## [Task requirements]
Return each line containing the string "Service".

## [Dataset extract]
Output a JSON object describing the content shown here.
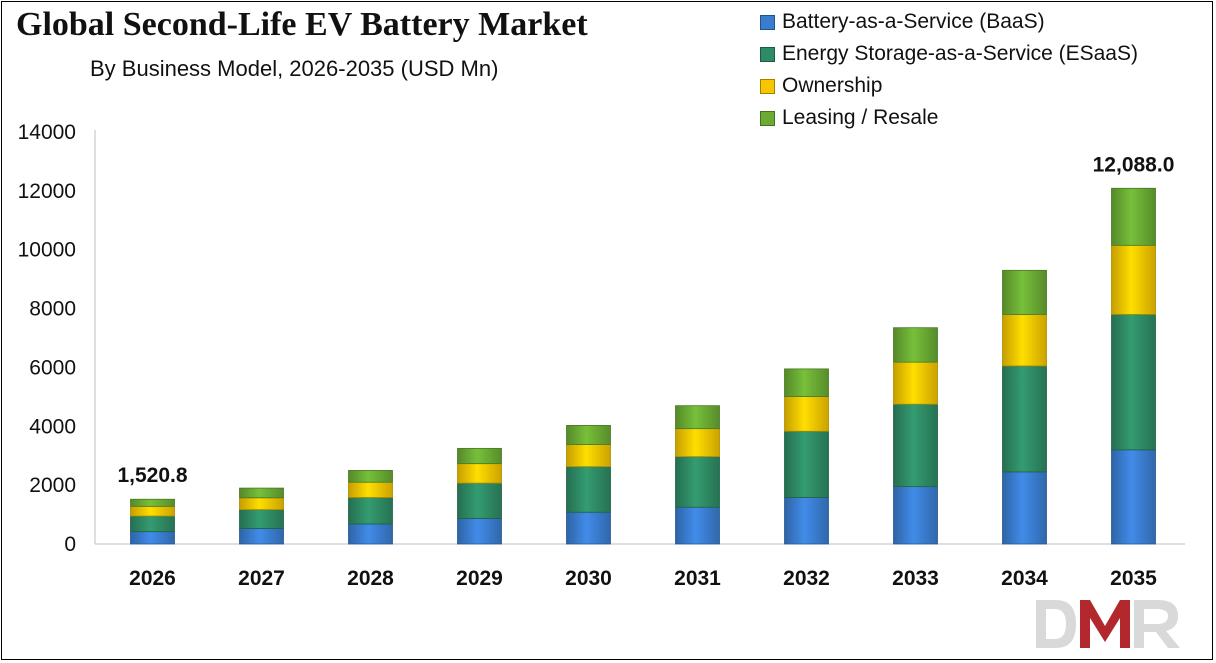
{
  "chart_data": {
    "type": "bar",
    "stacked": true,
    "title": "Global Second-Life EV Battery Market",
    "subtitle": "By Business Model, 2026-2035 (USD Mn)",
    "xlabel": "",
    "ylabel": "",
    "ylim": [
      0,
      14000
    ],
    "yticks": [
      0,
      2000,
      4000,
      6000,
      8000,
      10000,
      12000,
      14000
    ],
    "categories": [
      "2026",
      "2027",
      "2028",
      "2029",
      "2030",
      "2031",
      "2032",
      "2033",
      "2034",
      "2035"
    ],
    "series": [
      {
        "name": "Battery-as-a-Service (BaaS)",
        "color": "#3a7dd0",
        "values": [
          420,
          530,
          680,
          870,
          1080,
          1250,
          1580,
          1950,
          2450,
          3200
        ]
      },
      {
        "name": "Energy Storage-as-a-Service (ESaaS)",
        "color": "#2e8b64",
        "values": [
          530,
          640,
          900,
          1200,
          1550,
          1720,
          2250,
          2800,
          3600,
          4600
        ]
      },
      {
        "name": "Ownership",
        "color": "#f7c600",
        "values": [
          330,
          400,
          520,
          660,
          750,
          950,
          1180,
          1430,
          1750,
          2350
        ]
      },
      {
        "name": "Leasing / Resale",
        "color": "#6aab34",
        "values": [
          240.8,
          330,
          400,
          520,
          650,
          780,
          940,
          1170,
          1500,
          1938
        ]
      }
    ],
    "annotations": [
      {
        "category": "2026",
        "text": "1,520.8"
      },
      {
        "category": "2035",
        "text": "12,088.0"
      }
    ],
    "legend_position": "top-right",
    "grid": false
  },
  "logo": {
    "text": "DMR",
    "colors": [
      "#d9d9d9",
      "#b3282d"
    ]
  }
}
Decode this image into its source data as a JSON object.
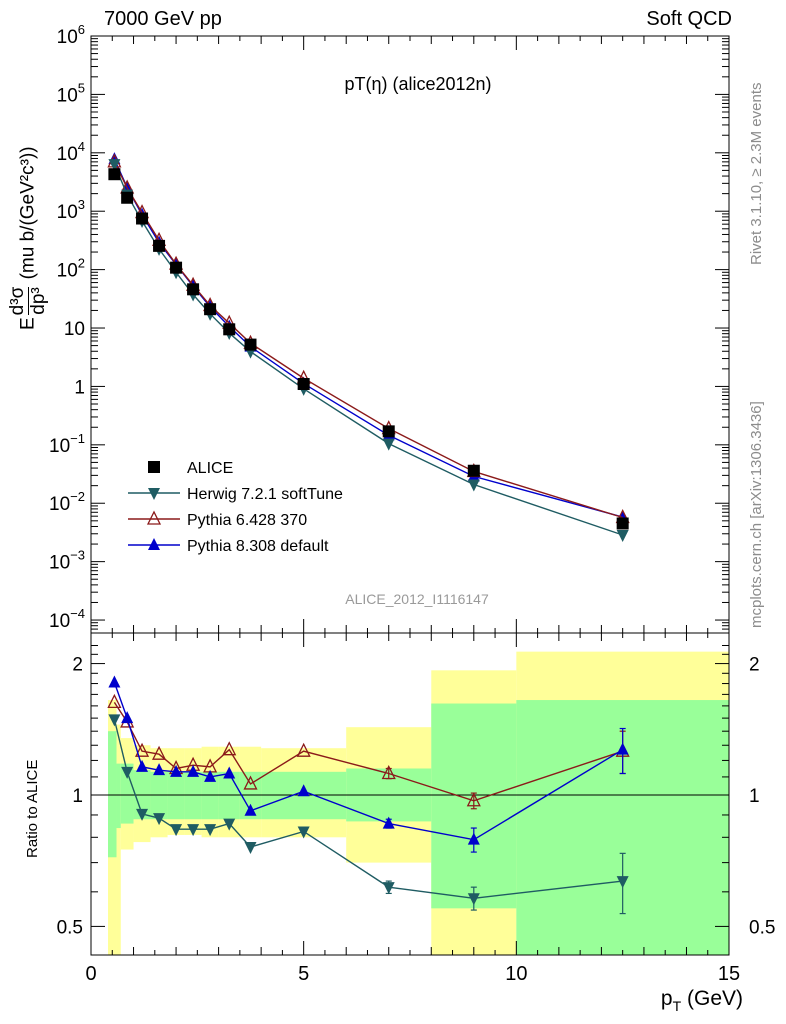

## [Problem solution]
        "name": "Battery-as-a-Service (BaaS)",
        "name": "Energy Storage-as-a-Service (ESaaS)",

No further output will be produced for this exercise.